Every line of the data that contains the string "this" must be copied.

BEGIN MATERIALS PROVIDED

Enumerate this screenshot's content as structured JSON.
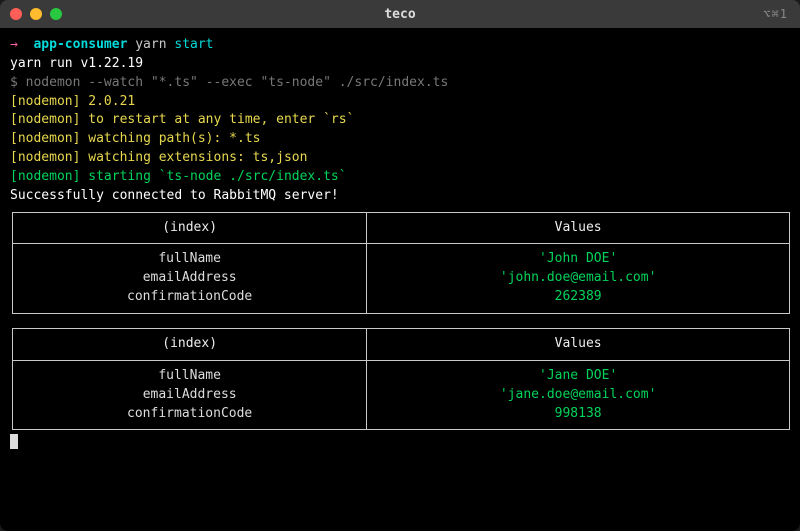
{
  "window": {
    "title": "teco",
    "shortcut": "⌥⌘1"
  },
  "prompt": {
    "arrow": "→",
    "dir": "app-consumer",
    "cmd1": "yarn",
    "cmd2": "start"
  },
  "lines": {
    "yarn_run": "yarn run v1.22.19",
    "nodemon_cmd_prefix": "$ ",
    "nodemon_cmd": "nodemon --watch \"*.ts\" --exec \"ts-node\" ./src/index.ts",
    "n1_tag": "[nodemon]",
    "n1_text": " 2.0.21",
    "n2_text": " to restart at any time, enter `rs`",
    "n3_text": " watching path(s): *.ts",
    "n4_text": " watching extensions: ts,json",
    "n5_text": " starting `ts-node ./src/index.ts`",
    "connected": "Successfully connected to RabbitMQ server!"
  },
  "table_headers": {
    "index": "(index)",
    "values": "Values"
  },
  "tables": [
    {
      "rows": [
        {
          "key": "fullName",
          "value": "'John DOE'"
        },
        {
          "key": "emailAddress",
          "value": "'john.doe@email.com'"
        },
        {
          "key": "confirmationCode",
          "value": "262389"
        }
      ]
    },
    {
      "rows": [
        {
          "key": "fullName",
          "value": "'Jane DOE'"
        },
        {
          "key": "emailAddress",
          "value": "'jane.doe@email.com'"
        },
        {
          "key": "confirmationCode",
          "value": "998138"
        }
      ]
    }
  ]
}
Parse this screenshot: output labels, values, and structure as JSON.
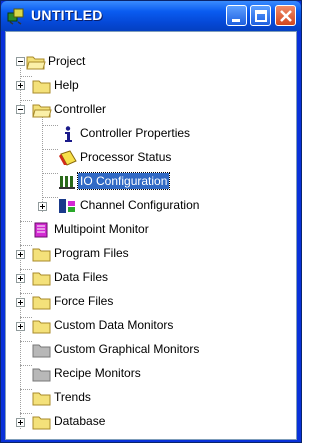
{
  "window": {
    "title": "UNTITLED"
  },
  "tree": {
    "root": "Project",
    "help": "Help",
    "controller": "Controller",
    "controller_properties": "Controller Properties",
    "processor_status": "Processor Status",
    "io_configuration": "IO Configuration",
    "channel_configuration": "Channel Configuration",
    "multipoint_monitor": "Multipoint Monitor",
    "program_files": "Program Files",
    "data_files": "Data Files",
    "force_files": "Force Files",
    "custom_data_monitors": "Custom Data Monitors",
    "custom_graphical_monitors": "Custom Graphical Monitors",
    "recipe_monitors": "Recipe Monitors",
    "trends": "Trends",
    "database": "Database"
  },
  "selected": "io_configuration",
  "colors": {
    "titlebar": "#0a5cf0",
    "selection": "#316ac5",
    "folder": "#f4e17a"
  }
}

END MATERIALS PROVIDED

FULL SOLUTION
Enumerate this screenshot's content as structured JSON.
Parse this screenshot: output labels, values, and structure as JSON.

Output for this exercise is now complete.